= Written exercise =
Set down the full listing exactly as given. Any pictures are to be left out.

= Source records =
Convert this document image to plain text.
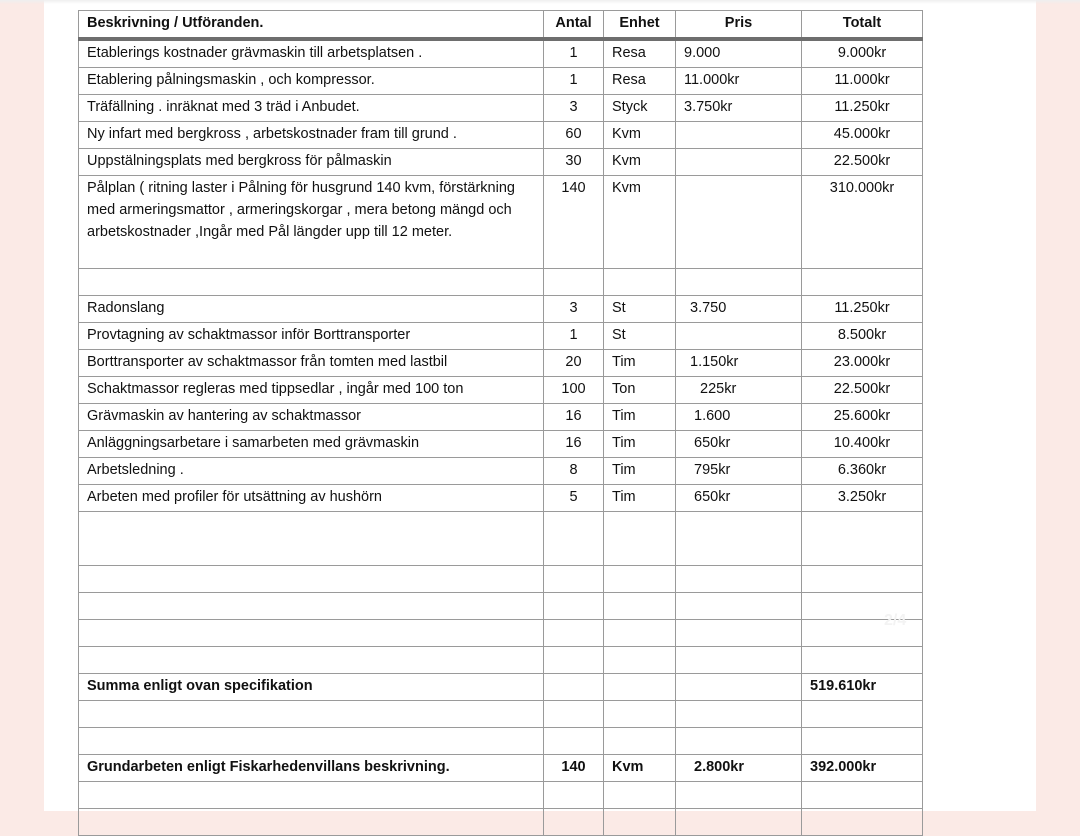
Beskrivning / Utföranden.	Antal	Enhet	Pris	Totalt
Etablerings kostnader grävmaskin till arbetsplatsen .	1	Resa	9.000	9.000kr
Etablering pålningsmaskin , och kompressor.	1	Resa	11.000kr	11.000kr
Träfällning . inräknat med 3 träd i Anbudet.	3	Styck	3.750kr	11.250kr
Ny infart med bergkross , arbetskostnader fram till grund .	60	Kvm		45.000kr
Uppstälningsplats med bergkross för pålmaskin	30	Kvm		22.500kr
Pålplan ( ritning laster i Pålning för husgrund 140 kvm, förstärkning med armeringsmattor , armeringskorgar , mera betong mängd och arbetskostnader ,Ingår med Pål längder upp till 12 meter.	140	Kvm		310.000kr

Radonslang	3	St	3.750	11.250kr
Provtagning av schaktmassor inför Borttransporter	1	St		8.500kr
Borttransporter av schaktmassor från tomten med lastbil	20	Tim	1.150kr	23.000kr
Schaktmassor regleras med tippsedlar , ingår med 100 ton	100	Ton	225kr	22.500kr
Grävmaskin av hantering av schaktmassor	16	Tim	1.600	25.600kr
Anläggningsarbetare i samarbeten med grävmaskin	16	Tim	650kr	10.400kr
Arbetsledning .	8	Tim	795kr	6.360kr
Arbeten med profiler för utsättning av hushörn	5	Tim	650kr	3.250kr

Summa enligt ovan specifikation				519.610kr

Grundarbeten enligt Fiskarhedenvillans beskrivning.	140	Kvm	2.800kr	392.000kr

2/4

= Expected answer =
Convert this document image to plain text.
Beskrivning / Utföranden.	Antal	Enhet	Pris	Totalt
Etablerings kostnader grävmaskin till arbetsplatsen .	1	Resa	9.000	9.000kr
Etablering pålningsmaskin , och kompressor.	1	Resa	11.000kr	11.000kr
Träfällning . inräknat med 3 träd i Anbudet.	3	Styck	3.750kr	11.250kr
Ny infart med bergkross , arbetskostnader fram till grund .	60	Kvm		45.000kr
Uppstälningsplats med bergkross för pålmaskin	30	Kvm		22.500kr
Pålplan ( ritning laster i Pålning för husgrund 140 kvm, förstärkning med armeringsmattor , armeringskorgar , mera betong mängd och arbetskostnader ,Ingår med Pål längder upp till 12 meter.	140	Kvm		310.000kr

Radonslang	3	St	3.750	11.250kr
Provtagning av schaktmassor inför Borttransporter	1	St		8.500kr
Borttransporter av schaktmassor från tomten med lastbil	20	Tim	1.150kr	23.000kr
Schaktmassor regleras med tippsedlar , ingår med 100 ton	100	Ton	225kr	22.500kr
Grävmaskin av hantering av schaktmassor	16	Tim	1.600	25.600kr
Anläggningsarbetare i samarbeten med grävmaskin	16	Tim	650kr	10.400kr
Arbetsledning .	8	Tim	795kr	6.360kr
Arbeten med profiler för utsättning av hushörn	5	Tim	650kr	3.250kr

Summa enligt ovan specifikation				519.610kr

Grundarbeten enligt Fiskarhedenvillans beskrivning.	140	Kvm	2.800kr	392.000kr

2/4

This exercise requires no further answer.